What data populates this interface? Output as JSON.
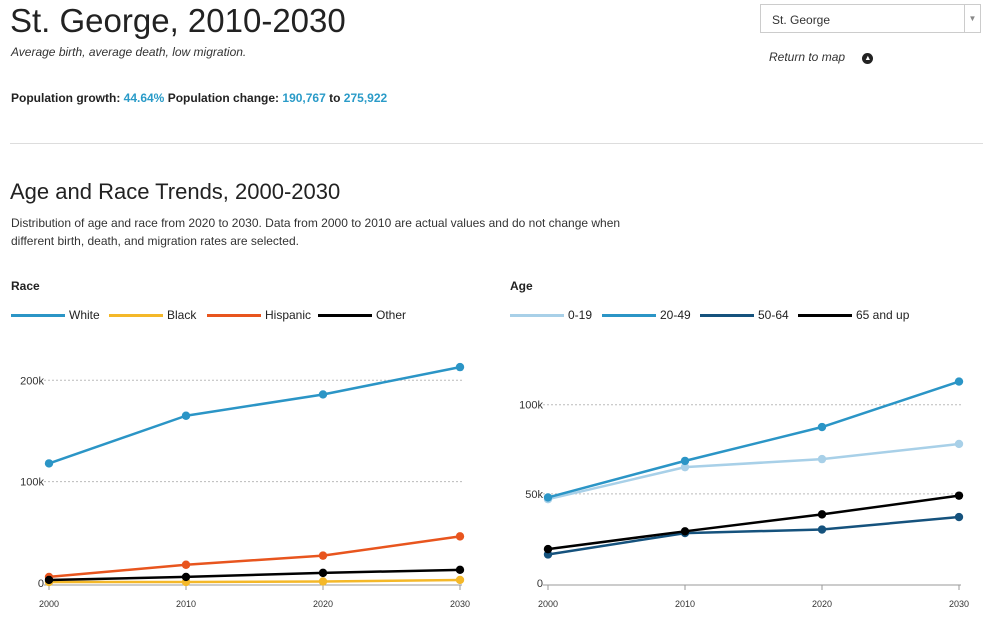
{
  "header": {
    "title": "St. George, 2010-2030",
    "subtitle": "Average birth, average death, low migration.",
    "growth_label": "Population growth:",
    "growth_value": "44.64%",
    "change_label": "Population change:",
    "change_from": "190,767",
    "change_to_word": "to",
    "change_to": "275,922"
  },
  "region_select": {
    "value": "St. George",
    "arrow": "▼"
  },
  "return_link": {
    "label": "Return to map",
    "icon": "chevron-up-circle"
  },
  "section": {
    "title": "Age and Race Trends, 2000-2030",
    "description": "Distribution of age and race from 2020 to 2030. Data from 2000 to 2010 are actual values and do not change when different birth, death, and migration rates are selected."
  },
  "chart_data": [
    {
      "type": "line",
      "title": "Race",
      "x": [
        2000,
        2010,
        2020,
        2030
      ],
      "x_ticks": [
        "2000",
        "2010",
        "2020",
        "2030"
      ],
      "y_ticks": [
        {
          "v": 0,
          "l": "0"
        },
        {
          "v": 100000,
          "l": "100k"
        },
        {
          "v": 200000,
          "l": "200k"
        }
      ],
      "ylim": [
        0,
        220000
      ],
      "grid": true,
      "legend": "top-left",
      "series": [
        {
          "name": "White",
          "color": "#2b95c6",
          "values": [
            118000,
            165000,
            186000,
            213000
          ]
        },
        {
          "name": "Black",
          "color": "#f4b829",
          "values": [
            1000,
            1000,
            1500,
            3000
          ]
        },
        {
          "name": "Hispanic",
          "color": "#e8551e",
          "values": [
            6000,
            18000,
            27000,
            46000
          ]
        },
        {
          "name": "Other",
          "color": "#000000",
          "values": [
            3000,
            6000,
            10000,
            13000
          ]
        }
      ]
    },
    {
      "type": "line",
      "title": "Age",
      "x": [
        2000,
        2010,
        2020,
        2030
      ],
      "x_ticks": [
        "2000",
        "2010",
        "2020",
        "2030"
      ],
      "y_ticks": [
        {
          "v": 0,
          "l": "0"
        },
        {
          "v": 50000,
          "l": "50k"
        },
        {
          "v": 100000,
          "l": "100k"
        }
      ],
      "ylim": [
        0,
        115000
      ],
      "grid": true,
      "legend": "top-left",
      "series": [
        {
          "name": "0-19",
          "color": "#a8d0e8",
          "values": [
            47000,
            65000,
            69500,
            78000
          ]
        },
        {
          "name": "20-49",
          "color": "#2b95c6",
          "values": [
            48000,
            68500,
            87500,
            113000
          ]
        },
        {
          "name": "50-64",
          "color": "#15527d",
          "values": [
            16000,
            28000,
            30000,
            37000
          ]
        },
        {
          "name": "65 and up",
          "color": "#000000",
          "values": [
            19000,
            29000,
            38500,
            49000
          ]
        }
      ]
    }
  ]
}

GIVEN REQUEST
Every line that holds the string "migration" should be returned.

TASK ANSWER
    "subtitle": "Average birth, average death, low migration.",
    "description": "Distribution of age and race from 2020 to 2030. Data from 2000 to 2010 are actual values and do not change when different birth, death, and migration rates are selected."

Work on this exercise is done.